§ Stated exercise
Reproduce the listing below, renaming each "data-label" to "value-label" and keeping everything else the same. Leave the picture out of your answer.

--- START ---

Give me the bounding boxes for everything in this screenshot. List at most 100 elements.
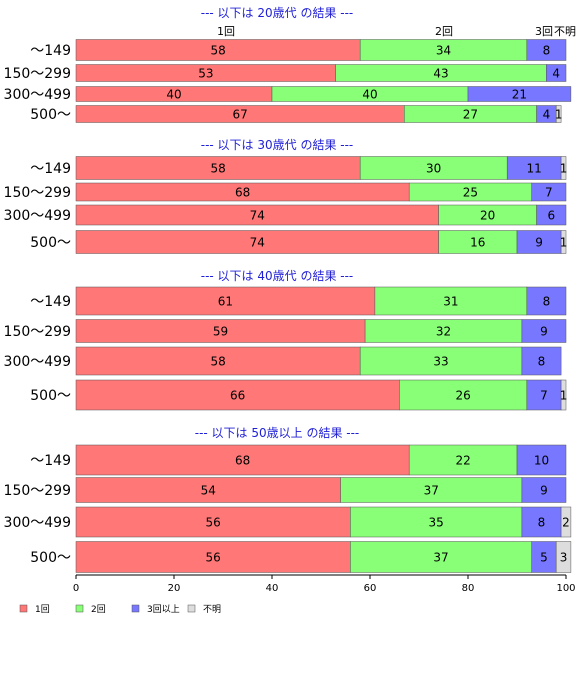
data-label: 53 [198,67,213,81]
category-label: ～149 [30,294,71,310]
bar-segment [350,541,532,573]
data-label: 34 [436,44,451,58]
data-label: 54 [201,484,216,498]
data-label: 16 [470,236,485,250]
data-label: 8 [538,355,546,369]
data-label: 74 [250,209,265,223]
legend-swatch [19,604,28,613]
data-label: 9 [540,325,548,339]
group-header: --- 以下は 30歳代 の結果 --- [201,138,354,152]
data-label: 8 [538,516,546,530]
legend-label: 3回以上 [147,604,180,615]
data-label: 32 [436,325,451,339]
data-label: 30 [426,162,441,176]
data-label: 8 [543,295,551,309]
group-header: --- 以下は 50歳以上 の結果 --- [195,426,360,440]
top-label: 不明 [554,25,576,38]
bar-segment [75,477,341,503]
data-label: 7 [540,389,548,403]
bar-segment [531,541,557,573]
bar-segment [526,286,567,316]
top-label: 2回 [435,25,453,38]
x-tick-label: 80 [462,583,475,594]
legend-swatch [187,604,196,613]
data-label: 68 [235,454,250,468]
data-label: 31 [443,295,458,309]
data-label: 1 [560,389,568,403]
data-label: 1 [560,236,568,250]
data-label: 20 [480,209,495,223]
bar-segment [546,64,567,82]
x-tick-label: 40 [266,583,279,594]
x-tick-label: 60 [364,583,377,594]
category-label: 500～ [30,550,71,566]
data-label: 26 [455,389,470,403]
category-label: 300～499 [4,87,71,103]
data-label: 1 [560,162,568,176]
bar-segment [521,319,567,343]
data-label: 6 [547,209,555,223]
data-label: 7 [545,186,553,200]
bar-segment [350,506,523,538]
category-label: 150～299 [4,185,71,201]
data-label: 56 [206,551,221,565]
data-label: 25 [463,186,478,200]
data-label: 5 [540,551,548,565]
category-label: 500～ [30,107,71,123]
x-tick-label: 100 [556,583,575,594]
legend-label: 2回 [91,604,106,615]
bar-segment [521,477,567,503]
legend-swatch [75,604,84,613]
category-label: 300～499 [4,515,71,531]
bar-segment [531,182,567,202]
data-label: 35 [429,516,444,530]
bar-segment [521,506,562,538]
data-label: 1 [555,108,563,122]
bar-segment [359,346,523,376]
bar-segment [560,230,567,254]
data-label: 58 [210,355,225,369]
bar-segment [374,286,528,316]
bar-segment [560,379,567,411]
data-label: 74 [250,236,265,250]
bar-segment [521,346,562,376]
data-label: 61 [218,295,233,309]
bar-segment [516,444,567,476]
bar-segment [526,39,567,61]
group-header: --- 以下は 40歳代 の結果 --- [201,269,354,283]
data-label: 58 [210,44,225,58]
data-label: 10 [534,454,549,468]
data-label: 67 [233,108,248,122]
category-label: 150～299 [4,66,71,82]
data-label: 56 [206,516,221,530]
legend-swatch [131,604,140,613]
data-label: 33 [433,355,448,369]
data-label: 40 [362,88,377,102]
bar-segment [555,105,562,123]
data-label: 58 [210,162,225,176]
top-label: 1回 [217,25,235,38]
bar-segment [340,477,523,503]
data-label: 8 [543,44,551,58]
data-label: 27 [463,108,478,122]
category-label: 300～499 [4,354,71,370]
data-label: 59 [213,325,228,339]
bar-segment [536,204,567,226]
data-label: 37 [433,551,448,565]
data-label: 3 [560,551,568,565]
data-label: 66 [230,389,245,403]
bar-segment [75,506,351,538]
legend-label: 1回 [35,604,50,615]
category-label: ～149 [30,453,71,469]
data-label: 9 [540,484,548,498]
category-label: 500～ [30,235,71,251]
category-label: 150～299 [4,483,71,499]
data-label: 37 [424,484,439,498]
bar-segment [75,286,376,316]
category-label: ～149 [30,161,71,177]
data-label: 22 [455,454,470,468]
x-tick-label: 20 [168,583,181,594]
data-label: 9 [535,236,543,250]
bar-segment [75,444,410,476]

--- END ---

§ Reply
Give me the bounding boxes for everything in this screenshot. List at most 100 elements.
value-label: 53 [198,67,213,81]
category-label: ～149 [30,294,71,310]
bar-segment [350,541,532,573]
value-label: 34 [436,44,451,58]
value-label: 54 [201,484,216,498]
value-label: 16 [470,236,485,250]
value-label: 8 [538,355,546,369]
value-label: 74 [250,209,265,223]
legend-swatch [19,604,28,613]
value-label: 9 [540,325,548,339]
group-header: --- 以下は 30歳代 の結果 --- [201,138,354,152]
value-label: 8 [538,516,546,530]
legend-label: 3回以上 [147,604,180,615]
value-label: 32 [436,325,451,339]
value-label: 30 [426,162,441,176]
value-label: 8 [543,295,551,309]
group-header: --- 以下は 50歳以上 の結果 --- [195,426,360,440]
top-label: 不明 [554,25,576,38]
bar-segment [75,477,341,503]
value-label: 7 [540,389,548,403]
bar-segment [531,541,557,573]
bar-segment [526,286,567,316]
top-label: 2回 [435,25,453,38]
x-tick-label: 80 [462,583,475,594]
legend-swatch [187,604,196,613]
value-label: 68 [235,454,250,468]
value-label: 31 [443,295,458,309]
value-label: 1 [560,389,568,403]
value-label: 1 [560,236,568,250]
value-label: 20 [480,209,495,223]
bar-segment [546,64,567,82]
x-tick-label: 40 [266,583,279,594]
x-tick-label: 60 [364,583,377,594]
category-label: 500～ [30,550,71,566]
value-label: 26 [455,389,470,403]
category-label: 300～499 [4,87,71,103]
value-label: 1 [560,162,568,176]
bar-segment [521,319,567,343]
value-label: 6 [547,209,555,223]
value-label: 7 [545,186,553,200]
bar-segment [350,506,523,538]
category-label: 150～299 [4,185,71,201]
value-label: 56 [206,551,221,565]
value-label: 25 [463,186,478,200]
value-label: 5 [540,551,548,565]
category-label: 500～ [30,107,71,123]
x-tick-label: 100 [556,583,575,594]
legend-label: 2回 [91,604,106,615]
bar-segment [521,477,567,503]
legend-swatch [75,604,84,613]
category-label: 300～499 [4,515,71,531]
bar-segment [531,182,567,202]
value-label: 35 [429,516,444,530]
bar-segment [521,506,562,538]
value-label: 1 [555,108,563,122]
bar-segment [359,346,523,376]
bar-segment [560,230,567,254]
value-label: 58 [210,355,225,369]
bar-segment [374,286,528,316]
bar-segment [560,379,567,411]
value-label: 74 [250,236,265,250]
bar-segment [521,346,562,376]
value-label: 61 [218,295,233,309]
bar-segment [516,444,567,476]
bar-segment [526,39,567,61]
group-header: --- 以下は 40歳代 の結果 --- [201,269,354,283]
value-label: 58 [210,44,225,58]
value-label: 10 [534,454,549,468]
value-label: 67 [233,108,248,122]
category-label: 150～299 [4,66,71,82]
value-label: 56 [206,516,221,530]
legend-swatch [131,604,140,613]
value-label: 33 [433,355,448,369]
value-label: 40 [362,88,377,102]
bar-segment [555,105,562,123]
value-label: 58 [210,162,225,176]
top-label: 1回 [217,25,235,38]
bar-segment [340,477,523,503]
value-label: 8 [543,44,551,58]
value-label: 27 [463,108,478,122]
category-label: 300～499 [4,354,71,370]
value-label: 59 [213,325,228,339]
bar-segment [536,204,567,226]
value-label: 37 [433,551,448,565]
value-label: 3 [560,551,568,565]
value-label: 66 [230,389,245,403]
bar-segment [75,506,351,538]
legend-label: 1回 [35,604,50,615]
category-label: ～149 [30,453,71,469]
value-label: 9 [540,484,548,498]
category-label: 500～ [30,235,71,251]
category-label: 150～299 [4,483,71,499]
value-label: 37 [424,484,439,498]
bar-segment [75,286,376,316]
category-label: ～149 [30,161,71,177]
value-label: 22 [455,454,470,468]
x-tick-label: 20 [168,583,181,594]
value-label: 9 [535,236,543,250]
bar-segment [75,444,410,476]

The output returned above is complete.